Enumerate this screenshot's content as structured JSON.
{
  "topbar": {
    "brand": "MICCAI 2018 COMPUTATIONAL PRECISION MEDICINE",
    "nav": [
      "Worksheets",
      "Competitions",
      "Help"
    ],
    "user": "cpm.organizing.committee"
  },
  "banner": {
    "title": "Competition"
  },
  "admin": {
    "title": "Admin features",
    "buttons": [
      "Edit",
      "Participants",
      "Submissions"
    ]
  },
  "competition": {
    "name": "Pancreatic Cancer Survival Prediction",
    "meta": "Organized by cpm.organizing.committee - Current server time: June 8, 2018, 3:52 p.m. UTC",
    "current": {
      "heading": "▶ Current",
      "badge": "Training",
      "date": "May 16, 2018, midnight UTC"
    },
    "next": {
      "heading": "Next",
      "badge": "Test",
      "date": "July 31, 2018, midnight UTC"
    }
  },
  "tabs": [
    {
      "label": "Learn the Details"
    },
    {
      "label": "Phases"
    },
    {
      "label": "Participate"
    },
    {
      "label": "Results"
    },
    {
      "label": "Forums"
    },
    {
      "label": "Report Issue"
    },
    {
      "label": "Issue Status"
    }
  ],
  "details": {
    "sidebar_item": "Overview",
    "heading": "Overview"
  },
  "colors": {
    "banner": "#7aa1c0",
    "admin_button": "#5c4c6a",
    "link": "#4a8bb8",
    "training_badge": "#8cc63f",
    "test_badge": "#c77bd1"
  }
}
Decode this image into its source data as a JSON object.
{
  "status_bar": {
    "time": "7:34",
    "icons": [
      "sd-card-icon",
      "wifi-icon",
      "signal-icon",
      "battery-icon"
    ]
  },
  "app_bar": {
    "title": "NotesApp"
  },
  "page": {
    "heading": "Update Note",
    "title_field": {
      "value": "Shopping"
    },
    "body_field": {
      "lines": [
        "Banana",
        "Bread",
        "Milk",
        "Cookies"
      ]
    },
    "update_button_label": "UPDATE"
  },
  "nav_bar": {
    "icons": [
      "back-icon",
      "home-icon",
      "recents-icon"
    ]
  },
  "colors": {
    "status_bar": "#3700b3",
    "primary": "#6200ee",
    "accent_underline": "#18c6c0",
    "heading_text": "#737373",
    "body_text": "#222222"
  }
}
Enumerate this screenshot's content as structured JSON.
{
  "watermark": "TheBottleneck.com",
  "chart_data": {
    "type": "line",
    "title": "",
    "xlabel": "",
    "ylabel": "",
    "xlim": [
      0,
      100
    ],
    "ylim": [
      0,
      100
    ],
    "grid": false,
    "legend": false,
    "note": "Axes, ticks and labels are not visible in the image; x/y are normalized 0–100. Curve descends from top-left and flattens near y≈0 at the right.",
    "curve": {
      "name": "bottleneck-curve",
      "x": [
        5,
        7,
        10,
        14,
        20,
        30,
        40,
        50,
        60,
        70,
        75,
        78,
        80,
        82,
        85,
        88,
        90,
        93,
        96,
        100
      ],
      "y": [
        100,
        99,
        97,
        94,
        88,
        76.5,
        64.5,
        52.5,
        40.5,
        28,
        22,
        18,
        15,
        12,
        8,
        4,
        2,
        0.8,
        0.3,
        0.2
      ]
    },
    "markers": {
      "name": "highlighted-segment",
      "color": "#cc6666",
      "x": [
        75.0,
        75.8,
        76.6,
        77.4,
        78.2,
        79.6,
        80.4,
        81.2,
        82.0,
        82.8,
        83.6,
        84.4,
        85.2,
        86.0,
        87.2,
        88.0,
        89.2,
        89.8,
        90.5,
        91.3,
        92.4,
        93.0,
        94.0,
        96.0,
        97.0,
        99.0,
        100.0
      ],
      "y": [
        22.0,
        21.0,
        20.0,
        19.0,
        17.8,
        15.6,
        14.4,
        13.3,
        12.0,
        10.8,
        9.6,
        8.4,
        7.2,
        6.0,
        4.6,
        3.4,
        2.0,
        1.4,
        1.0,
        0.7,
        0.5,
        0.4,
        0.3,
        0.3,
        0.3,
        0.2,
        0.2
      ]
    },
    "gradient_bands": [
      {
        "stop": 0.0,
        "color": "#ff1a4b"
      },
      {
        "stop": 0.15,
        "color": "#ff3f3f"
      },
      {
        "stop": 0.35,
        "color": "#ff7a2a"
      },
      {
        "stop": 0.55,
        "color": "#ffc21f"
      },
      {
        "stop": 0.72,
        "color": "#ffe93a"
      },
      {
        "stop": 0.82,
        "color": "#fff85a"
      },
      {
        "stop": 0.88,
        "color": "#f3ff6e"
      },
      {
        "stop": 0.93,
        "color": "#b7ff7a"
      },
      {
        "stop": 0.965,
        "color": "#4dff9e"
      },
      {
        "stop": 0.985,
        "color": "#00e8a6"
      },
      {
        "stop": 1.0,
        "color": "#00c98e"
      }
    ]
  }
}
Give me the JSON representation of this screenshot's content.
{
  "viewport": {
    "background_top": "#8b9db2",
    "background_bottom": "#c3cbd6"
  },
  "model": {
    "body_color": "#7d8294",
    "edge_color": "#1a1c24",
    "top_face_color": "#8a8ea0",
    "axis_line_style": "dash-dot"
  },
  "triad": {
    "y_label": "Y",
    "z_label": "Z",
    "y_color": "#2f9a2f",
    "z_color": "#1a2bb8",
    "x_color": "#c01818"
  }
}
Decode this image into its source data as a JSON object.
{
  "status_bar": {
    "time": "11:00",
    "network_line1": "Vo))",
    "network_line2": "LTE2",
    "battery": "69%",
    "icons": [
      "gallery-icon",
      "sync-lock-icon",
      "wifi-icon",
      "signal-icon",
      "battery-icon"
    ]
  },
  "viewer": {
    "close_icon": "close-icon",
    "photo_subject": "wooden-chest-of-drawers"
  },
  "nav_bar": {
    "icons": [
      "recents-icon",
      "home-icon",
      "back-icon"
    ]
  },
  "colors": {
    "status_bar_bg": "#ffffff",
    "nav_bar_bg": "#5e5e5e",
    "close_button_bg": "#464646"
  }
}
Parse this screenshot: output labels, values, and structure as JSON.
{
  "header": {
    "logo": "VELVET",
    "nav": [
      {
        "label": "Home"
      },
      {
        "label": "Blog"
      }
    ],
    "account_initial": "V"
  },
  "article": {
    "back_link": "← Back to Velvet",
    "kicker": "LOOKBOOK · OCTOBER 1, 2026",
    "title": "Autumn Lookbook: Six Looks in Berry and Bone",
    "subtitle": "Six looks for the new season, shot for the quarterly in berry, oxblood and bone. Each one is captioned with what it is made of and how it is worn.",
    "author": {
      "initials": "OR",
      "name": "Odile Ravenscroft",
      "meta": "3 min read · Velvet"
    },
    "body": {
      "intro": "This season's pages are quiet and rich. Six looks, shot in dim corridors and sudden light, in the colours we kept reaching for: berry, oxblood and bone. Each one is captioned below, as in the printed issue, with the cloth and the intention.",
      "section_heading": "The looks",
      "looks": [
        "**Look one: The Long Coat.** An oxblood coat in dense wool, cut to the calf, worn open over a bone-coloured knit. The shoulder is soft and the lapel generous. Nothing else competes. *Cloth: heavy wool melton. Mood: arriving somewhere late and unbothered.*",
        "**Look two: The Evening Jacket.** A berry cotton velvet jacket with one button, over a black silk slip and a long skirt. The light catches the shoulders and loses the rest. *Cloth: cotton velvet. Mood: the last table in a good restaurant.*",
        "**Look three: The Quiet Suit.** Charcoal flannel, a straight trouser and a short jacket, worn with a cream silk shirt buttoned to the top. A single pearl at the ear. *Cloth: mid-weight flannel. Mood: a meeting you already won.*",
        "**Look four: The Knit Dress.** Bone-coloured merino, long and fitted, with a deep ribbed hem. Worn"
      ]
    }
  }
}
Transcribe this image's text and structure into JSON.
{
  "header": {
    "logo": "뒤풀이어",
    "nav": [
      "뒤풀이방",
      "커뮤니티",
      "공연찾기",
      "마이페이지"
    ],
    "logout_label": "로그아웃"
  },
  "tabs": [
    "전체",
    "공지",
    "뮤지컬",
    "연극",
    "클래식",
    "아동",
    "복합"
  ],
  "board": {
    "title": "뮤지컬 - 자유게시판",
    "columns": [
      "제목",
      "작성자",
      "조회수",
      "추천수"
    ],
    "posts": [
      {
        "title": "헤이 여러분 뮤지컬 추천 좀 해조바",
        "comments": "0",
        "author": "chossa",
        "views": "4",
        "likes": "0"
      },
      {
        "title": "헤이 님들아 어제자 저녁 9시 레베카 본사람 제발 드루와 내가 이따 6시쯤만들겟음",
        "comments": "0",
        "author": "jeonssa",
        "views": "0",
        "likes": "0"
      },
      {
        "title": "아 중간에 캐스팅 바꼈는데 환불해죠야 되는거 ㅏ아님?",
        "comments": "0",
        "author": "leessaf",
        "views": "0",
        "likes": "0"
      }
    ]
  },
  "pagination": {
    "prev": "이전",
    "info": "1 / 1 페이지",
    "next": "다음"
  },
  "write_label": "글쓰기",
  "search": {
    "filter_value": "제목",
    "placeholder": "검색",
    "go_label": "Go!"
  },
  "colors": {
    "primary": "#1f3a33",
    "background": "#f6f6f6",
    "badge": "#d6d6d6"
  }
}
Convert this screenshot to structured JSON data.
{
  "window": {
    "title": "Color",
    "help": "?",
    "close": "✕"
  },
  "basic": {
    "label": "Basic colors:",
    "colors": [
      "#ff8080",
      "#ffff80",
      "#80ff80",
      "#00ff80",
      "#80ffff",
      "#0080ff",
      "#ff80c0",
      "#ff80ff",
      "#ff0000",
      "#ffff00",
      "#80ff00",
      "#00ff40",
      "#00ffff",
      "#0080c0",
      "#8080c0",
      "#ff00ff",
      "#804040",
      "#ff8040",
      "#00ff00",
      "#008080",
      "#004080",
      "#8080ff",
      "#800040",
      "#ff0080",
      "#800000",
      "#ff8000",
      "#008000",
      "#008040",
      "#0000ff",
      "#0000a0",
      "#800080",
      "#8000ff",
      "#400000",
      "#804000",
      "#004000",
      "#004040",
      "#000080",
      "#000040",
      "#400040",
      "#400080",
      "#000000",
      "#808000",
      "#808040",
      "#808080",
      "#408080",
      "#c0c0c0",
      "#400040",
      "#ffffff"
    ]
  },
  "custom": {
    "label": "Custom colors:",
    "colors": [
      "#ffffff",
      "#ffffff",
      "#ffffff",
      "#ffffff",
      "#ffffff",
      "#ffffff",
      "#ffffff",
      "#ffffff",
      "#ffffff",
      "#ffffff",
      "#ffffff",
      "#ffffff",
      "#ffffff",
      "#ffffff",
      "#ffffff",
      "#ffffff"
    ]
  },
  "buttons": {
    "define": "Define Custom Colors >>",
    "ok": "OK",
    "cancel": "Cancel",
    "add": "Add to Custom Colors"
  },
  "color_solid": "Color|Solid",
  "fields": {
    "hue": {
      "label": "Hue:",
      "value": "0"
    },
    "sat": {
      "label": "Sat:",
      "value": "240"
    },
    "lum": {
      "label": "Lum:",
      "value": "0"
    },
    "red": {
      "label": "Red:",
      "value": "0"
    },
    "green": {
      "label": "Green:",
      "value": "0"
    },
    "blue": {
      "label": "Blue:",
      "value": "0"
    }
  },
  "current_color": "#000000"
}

+--

STATED EXERCISE ->
Filter the listing above for the string "time" and copy every matching line.

FINAL RESULT ->
    "meta": "Organized by cpm.organizing.committee - Current server time: June 8, 2018, 3:52 p.m. UTC",
    "time": "7:34",
    "time": "11:00",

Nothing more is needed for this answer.